-- START --

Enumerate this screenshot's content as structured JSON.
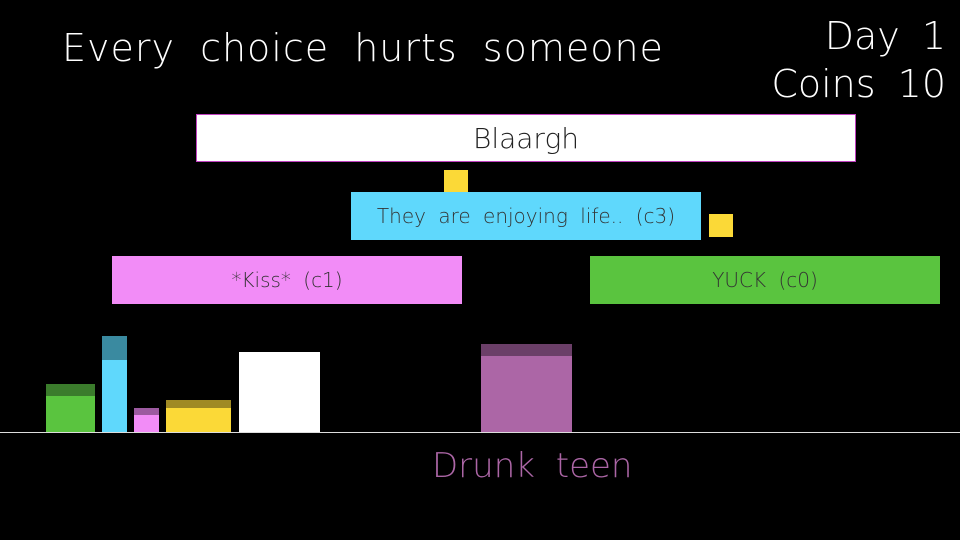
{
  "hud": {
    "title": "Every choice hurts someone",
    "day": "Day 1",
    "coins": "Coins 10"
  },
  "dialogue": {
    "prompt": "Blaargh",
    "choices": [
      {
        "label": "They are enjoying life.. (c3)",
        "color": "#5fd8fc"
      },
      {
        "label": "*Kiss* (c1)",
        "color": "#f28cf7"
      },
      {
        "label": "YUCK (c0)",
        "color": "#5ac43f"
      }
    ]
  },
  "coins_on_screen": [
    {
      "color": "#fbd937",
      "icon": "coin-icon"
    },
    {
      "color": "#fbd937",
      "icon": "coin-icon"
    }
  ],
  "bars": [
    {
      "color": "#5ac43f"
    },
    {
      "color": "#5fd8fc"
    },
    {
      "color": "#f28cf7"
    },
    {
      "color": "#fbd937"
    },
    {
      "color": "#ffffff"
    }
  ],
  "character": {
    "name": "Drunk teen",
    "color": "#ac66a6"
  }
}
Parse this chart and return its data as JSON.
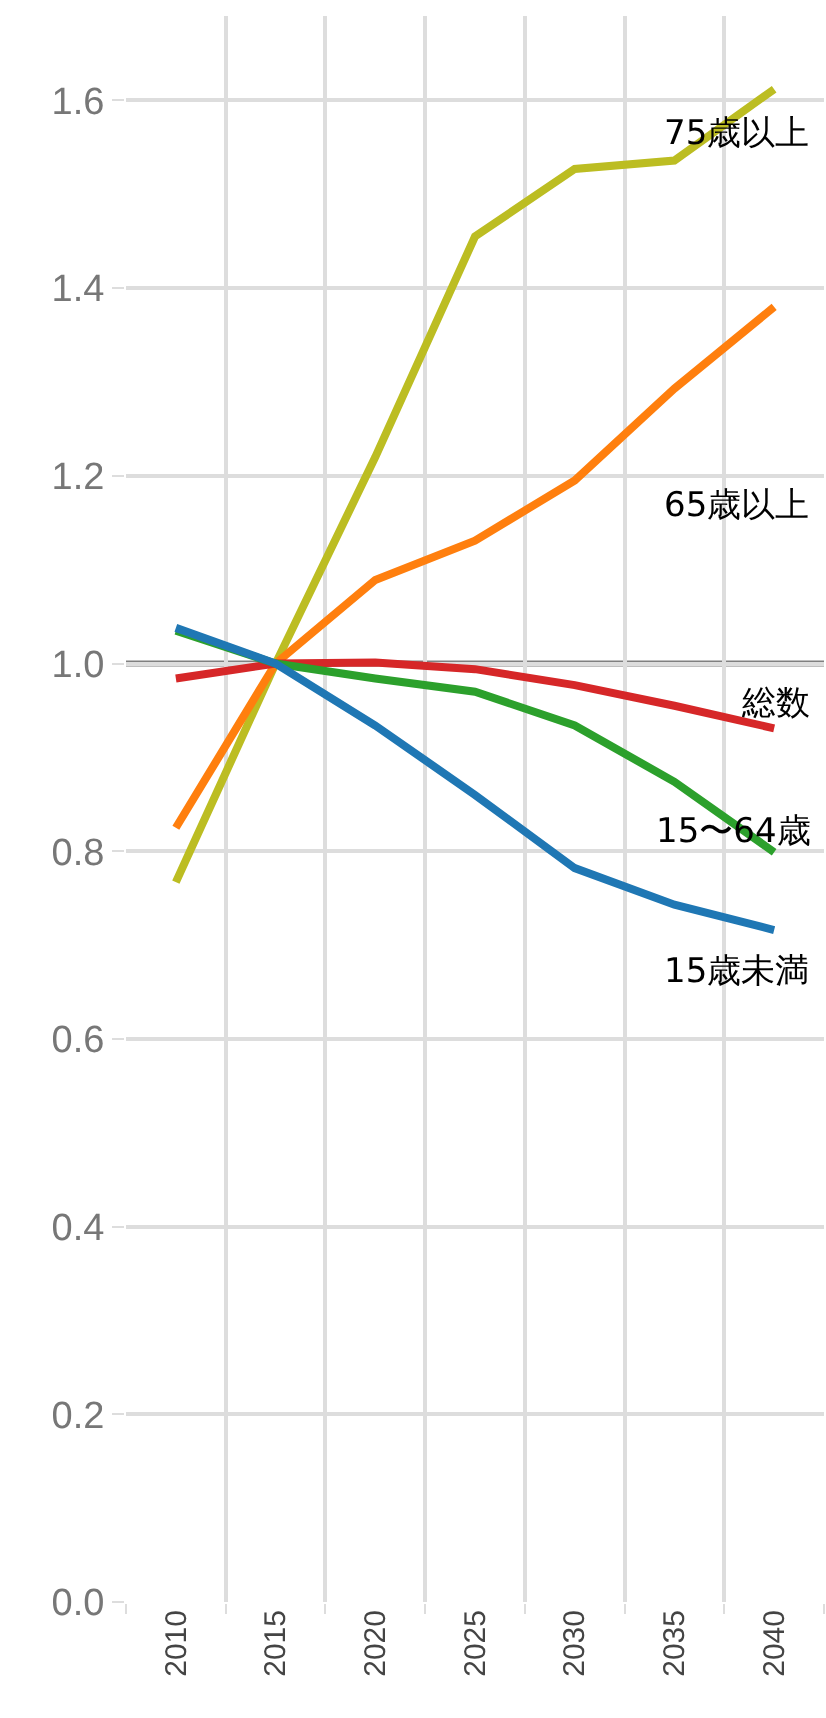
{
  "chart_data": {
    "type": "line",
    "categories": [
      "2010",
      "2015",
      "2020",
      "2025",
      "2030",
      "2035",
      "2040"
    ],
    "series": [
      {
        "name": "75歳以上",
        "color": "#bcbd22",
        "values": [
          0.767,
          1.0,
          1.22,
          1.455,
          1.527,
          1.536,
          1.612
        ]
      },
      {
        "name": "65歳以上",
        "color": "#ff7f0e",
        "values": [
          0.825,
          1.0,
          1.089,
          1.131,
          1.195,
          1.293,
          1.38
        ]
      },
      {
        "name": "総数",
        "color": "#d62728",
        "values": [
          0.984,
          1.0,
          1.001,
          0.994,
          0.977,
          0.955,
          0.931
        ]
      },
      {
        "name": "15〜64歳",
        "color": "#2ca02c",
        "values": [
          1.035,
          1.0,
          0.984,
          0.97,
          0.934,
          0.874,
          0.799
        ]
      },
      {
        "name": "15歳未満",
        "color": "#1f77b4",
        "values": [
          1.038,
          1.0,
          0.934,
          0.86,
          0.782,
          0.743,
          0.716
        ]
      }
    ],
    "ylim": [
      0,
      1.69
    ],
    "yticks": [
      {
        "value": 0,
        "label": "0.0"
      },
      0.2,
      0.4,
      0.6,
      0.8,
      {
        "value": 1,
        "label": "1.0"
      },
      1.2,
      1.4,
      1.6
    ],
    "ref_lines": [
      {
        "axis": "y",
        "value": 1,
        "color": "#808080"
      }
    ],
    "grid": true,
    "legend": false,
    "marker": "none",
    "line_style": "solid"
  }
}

-- END --

- [What is expected] Reproduce the full listing faithfully, but do not carry over any pictures.

- [Response to this task]
Enumerate this screenshot's content as structured JSON.
{
  "hud": {
    "title": "Every choice hurts someone",
    "day": "Day 1",
    "coins": "Coins 10"
  },
  "dialogue": {
    "prompt": "Blaargh",
    "choices": [
      {
        "label": "They are enjoying life.. (c3)",
        "color": "#5fd8fc"
      },
      {
        "label": "*Kiss* (c1)",
        "color": "#f28cf7"
      },
      {
        "label": "YUCK (c0)",
        "color": "#5ac43f"
      }
    ]
  },
  "coins_on_screen": [
    {
      "color": "#fbd937",
      "icon": "coin-icon"
    },
    {
      "color": "#fbd937",
      "icon": "coin-icon"
    }
  ],
  "bars": [
    {
      "color": "#5ac43f"
    },
    {
      "color": "#5fd8fc"
    },
    {
      "color": "#f28cf7"
    },
    {
      "color": "#fbd937"
    },
    {
      "color": "#ffffff"
    }
  ],
  "character": {
    "name": "Drunk teen",
    "color": "#ac66a6"
  }
}
Parse this chart and return its data as JSON.
{
  "chart_data": {
    "type": "line",
    "categories": [
      "2010",
      "2015",
      "2020",
      "2025",
      "2030",
      "2035",
      "2040"
    ],
    "series": [
      {
        "name": "75歳以上",
        "color": "#bcbd22",
        "values": [
          0.767,
          1.0,
          1.22,
          1.455,
          1.527,
          1.536,
          1.612
        ]
      },
      {
        "name": "65歳以上",
        "color": "#ff7f0e",
        "values": [
          0.825,
          1.0,
          1.089,
          1.131,
          1.195,
          1.293,
          1.38
        ]
      },
      {
        "name": "総数",
        "color": "#d62728",
        "values": [
          0.984,
          1.0,
          1.001,
          0.994,
          0.977,
          0.955,
          0.931
        ]
      },
      {
        "name": "15〜64歳",
        "color": "#2ca02c",
        "values": [
          1.035,
          1.0,
          0.984,
          0.97,
          0.934,
          0.874,
          0.799
        ]
      },
      {
        "name": "15歳未満",
        "color": "#1f77b4",
        "values": [
          1.038,
          1.0,
          0.934,
          0.86,
          0.782,
          0.743,
          0.716
        ]
      }
    ],
    "ylim": [
      0,
      1.69
    ],
    "yticks": [
      {
        "value": 0,
        "label": "0.0"
      },
      0.2,
      0.4,
      0.6,
      0.8,
      {
        "value": 1,
        "label": "1.0"
      },
      1.2,
      1.4,
      1.6
    ],
    "ref_lines": [
      {
        "axis": "y",
        "value": 1,
        "color": "#808080"
      }
    ],
    "grid": true,
    "legend": false,
    "marker": "none",
    "line_style": "solid"
  }
}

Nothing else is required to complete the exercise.